▶ Stated problem
Select every line below containing the word "tasdikli".

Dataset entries

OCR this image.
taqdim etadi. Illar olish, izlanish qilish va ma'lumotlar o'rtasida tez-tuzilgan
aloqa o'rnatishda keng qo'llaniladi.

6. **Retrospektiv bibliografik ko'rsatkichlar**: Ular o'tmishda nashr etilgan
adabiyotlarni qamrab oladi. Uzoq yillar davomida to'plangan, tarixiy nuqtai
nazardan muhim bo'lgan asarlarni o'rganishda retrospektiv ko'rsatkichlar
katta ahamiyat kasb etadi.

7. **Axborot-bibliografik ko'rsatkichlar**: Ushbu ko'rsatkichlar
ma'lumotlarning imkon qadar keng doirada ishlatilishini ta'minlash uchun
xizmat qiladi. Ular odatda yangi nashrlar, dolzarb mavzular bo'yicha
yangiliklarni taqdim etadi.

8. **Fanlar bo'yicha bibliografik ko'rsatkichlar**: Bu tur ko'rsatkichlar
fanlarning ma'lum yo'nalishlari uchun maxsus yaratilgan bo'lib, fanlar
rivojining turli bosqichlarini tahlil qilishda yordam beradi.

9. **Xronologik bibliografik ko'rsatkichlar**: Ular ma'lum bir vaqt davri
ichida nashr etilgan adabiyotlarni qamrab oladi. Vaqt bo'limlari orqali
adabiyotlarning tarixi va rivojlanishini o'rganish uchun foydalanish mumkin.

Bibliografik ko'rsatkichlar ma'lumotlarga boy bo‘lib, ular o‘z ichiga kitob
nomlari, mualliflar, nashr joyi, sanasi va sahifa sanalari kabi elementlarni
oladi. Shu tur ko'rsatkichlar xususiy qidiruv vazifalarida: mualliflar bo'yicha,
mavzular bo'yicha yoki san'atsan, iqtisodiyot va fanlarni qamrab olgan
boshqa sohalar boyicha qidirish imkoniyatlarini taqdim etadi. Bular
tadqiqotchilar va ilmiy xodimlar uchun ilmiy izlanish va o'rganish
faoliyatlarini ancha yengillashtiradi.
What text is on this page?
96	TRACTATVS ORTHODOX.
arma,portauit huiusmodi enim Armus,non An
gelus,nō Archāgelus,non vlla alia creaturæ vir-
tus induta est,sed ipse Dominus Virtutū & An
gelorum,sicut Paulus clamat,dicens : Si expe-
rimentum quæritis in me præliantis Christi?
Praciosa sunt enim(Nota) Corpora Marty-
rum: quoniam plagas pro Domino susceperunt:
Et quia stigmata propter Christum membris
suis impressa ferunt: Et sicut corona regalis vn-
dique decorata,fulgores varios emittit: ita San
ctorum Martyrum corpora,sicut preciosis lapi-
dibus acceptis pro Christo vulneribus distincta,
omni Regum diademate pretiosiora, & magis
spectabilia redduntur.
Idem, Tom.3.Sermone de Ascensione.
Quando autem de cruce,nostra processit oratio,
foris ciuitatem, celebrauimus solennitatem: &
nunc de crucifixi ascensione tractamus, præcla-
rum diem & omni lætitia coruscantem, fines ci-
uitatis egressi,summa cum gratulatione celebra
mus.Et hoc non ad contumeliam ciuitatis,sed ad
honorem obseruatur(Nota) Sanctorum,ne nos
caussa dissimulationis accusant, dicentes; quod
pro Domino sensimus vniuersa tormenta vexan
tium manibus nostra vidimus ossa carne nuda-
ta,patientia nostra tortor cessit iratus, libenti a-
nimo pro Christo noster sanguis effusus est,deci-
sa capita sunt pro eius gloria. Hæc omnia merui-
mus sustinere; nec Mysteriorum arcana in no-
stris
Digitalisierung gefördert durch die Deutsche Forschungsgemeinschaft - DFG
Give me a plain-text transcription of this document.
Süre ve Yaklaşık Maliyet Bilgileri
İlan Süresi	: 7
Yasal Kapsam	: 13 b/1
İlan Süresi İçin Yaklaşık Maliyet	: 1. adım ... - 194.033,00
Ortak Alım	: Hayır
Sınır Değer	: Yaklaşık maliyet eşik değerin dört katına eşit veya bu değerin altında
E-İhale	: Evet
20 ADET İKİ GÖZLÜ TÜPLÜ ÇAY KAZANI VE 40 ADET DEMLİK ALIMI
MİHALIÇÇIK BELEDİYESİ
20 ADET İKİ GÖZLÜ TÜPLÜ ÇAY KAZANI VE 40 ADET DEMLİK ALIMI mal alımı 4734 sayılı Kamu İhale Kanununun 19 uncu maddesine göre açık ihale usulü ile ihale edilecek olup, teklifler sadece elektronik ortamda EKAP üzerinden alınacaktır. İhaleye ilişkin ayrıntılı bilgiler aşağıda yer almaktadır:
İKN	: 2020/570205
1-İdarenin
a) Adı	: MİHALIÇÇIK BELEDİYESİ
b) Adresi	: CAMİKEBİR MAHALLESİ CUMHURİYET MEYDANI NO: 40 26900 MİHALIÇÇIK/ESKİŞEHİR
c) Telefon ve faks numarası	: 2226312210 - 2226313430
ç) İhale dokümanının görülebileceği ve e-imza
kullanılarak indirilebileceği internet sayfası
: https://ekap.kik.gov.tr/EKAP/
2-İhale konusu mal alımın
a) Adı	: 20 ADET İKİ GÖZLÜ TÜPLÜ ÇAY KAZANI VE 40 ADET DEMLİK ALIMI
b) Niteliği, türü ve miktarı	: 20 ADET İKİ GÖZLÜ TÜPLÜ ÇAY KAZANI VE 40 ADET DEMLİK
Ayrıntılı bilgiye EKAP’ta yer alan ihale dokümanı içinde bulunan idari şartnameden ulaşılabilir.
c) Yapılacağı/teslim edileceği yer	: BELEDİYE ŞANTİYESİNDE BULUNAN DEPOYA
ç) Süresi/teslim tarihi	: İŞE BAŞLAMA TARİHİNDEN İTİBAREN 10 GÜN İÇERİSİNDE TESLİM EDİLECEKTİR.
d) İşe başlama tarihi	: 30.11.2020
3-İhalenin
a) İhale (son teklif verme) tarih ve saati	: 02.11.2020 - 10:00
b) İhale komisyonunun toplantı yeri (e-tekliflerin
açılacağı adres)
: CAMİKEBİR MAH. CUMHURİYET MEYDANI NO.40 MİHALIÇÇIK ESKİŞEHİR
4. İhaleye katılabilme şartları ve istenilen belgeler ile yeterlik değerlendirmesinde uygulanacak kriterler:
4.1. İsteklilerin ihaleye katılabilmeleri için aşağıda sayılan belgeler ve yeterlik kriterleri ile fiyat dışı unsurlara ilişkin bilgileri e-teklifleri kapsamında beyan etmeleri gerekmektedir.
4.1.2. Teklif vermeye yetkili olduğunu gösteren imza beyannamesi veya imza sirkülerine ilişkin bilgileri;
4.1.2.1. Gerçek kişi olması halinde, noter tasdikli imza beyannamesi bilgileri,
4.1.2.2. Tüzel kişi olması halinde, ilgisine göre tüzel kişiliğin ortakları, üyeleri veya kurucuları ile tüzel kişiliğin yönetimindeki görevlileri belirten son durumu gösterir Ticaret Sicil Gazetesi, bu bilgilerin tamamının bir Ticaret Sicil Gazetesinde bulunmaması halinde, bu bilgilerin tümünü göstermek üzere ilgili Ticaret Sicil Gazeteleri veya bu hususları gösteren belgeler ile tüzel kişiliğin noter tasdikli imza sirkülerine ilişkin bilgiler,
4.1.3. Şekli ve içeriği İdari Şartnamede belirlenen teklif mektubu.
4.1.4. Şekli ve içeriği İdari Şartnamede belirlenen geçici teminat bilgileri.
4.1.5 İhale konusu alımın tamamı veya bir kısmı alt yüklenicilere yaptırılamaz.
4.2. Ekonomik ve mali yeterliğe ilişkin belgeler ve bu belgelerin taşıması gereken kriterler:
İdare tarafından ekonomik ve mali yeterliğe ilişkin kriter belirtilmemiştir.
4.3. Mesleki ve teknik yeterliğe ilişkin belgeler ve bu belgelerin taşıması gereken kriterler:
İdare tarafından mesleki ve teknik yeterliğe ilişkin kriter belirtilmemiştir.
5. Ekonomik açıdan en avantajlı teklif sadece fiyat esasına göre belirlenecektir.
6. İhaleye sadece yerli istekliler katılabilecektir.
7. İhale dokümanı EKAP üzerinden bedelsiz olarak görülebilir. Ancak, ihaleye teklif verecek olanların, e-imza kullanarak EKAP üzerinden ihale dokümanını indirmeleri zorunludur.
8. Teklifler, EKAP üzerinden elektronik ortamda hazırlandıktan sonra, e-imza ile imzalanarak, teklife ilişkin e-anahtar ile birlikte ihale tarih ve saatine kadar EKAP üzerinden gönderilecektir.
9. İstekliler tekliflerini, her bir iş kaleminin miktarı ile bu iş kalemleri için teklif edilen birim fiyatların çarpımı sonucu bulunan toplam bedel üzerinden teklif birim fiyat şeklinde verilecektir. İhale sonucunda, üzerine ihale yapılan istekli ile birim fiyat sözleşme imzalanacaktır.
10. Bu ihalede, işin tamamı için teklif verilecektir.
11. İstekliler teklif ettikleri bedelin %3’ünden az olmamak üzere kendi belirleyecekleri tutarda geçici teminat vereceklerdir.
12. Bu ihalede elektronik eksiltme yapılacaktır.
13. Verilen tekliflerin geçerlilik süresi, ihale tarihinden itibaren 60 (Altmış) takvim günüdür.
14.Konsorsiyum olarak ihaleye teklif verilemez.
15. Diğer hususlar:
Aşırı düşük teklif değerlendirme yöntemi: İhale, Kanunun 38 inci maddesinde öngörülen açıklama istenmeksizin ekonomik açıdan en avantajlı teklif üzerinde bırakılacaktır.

▶ The solution
4.1.2.1. Gerçek kişi olması halinde, noter tasdikli imza beyannamesi bilgileri,
4.1.2.2. Tüzel kişi olması halinde, ilgisine göre tüzel kişiliğin ortakları, üyeleri veya kurucuları ile tüzel kişiliğin yönetimindeki görevlileri belirten son durumu gösterir Ticaret Sicil Gazetesi, bu bilgilerin tamamının bir Ticaret Sicil Gazetesinde bulunmaması halinde, bu bilgilerin tümünü göstermek üzere ilgili Ticaret Sicil Gazeteleri veya bu hususları gösteren belgeler ile tüzel kişiliğin noter tasdikli imza sirkülerine ilişkin bilgiler,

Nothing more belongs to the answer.